WHAT YOU NEED TO DO
Where does the string "logspace" appear? Copy every line of the entries below that holds it.

MATERIAL PROVIDED
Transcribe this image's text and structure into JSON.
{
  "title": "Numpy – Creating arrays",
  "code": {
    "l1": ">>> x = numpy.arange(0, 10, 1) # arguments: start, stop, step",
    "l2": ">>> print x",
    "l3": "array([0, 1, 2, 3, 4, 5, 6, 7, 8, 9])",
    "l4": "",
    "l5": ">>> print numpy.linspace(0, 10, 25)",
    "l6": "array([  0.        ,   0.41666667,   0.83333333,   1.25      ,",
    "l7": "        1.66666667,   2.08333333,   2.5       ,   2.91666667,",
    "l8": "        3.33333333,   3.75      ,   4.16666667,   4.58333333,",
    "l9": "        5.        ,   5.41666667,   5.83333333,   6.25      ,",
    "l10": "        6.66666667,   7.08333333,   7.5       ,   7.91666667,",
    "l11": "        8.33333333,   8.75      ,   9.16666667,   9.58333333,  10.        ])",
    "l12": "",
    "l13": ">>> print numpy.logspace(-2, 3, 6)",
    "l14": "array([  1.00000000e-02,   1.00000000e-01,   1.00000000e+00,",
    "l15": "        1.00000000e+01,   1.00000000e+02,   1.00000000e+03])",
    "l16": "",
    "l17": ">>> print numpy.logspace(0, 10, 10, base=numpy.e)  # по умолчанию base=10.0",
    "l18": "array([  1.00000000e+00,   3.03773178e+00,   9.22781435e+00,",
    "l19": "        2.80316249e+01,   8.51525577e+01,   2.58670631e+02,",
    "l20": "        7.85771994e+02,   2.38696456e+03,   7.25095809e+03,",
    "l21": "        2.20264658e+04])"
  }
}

WORKED ANSWER
    "l13": ">>> print numpy.logspace(-2, 3, 6)",
    "l17": ">>> print numpy.logspace(0, 10, 10, base=numpy.e)  # по умолчанию base=10.0",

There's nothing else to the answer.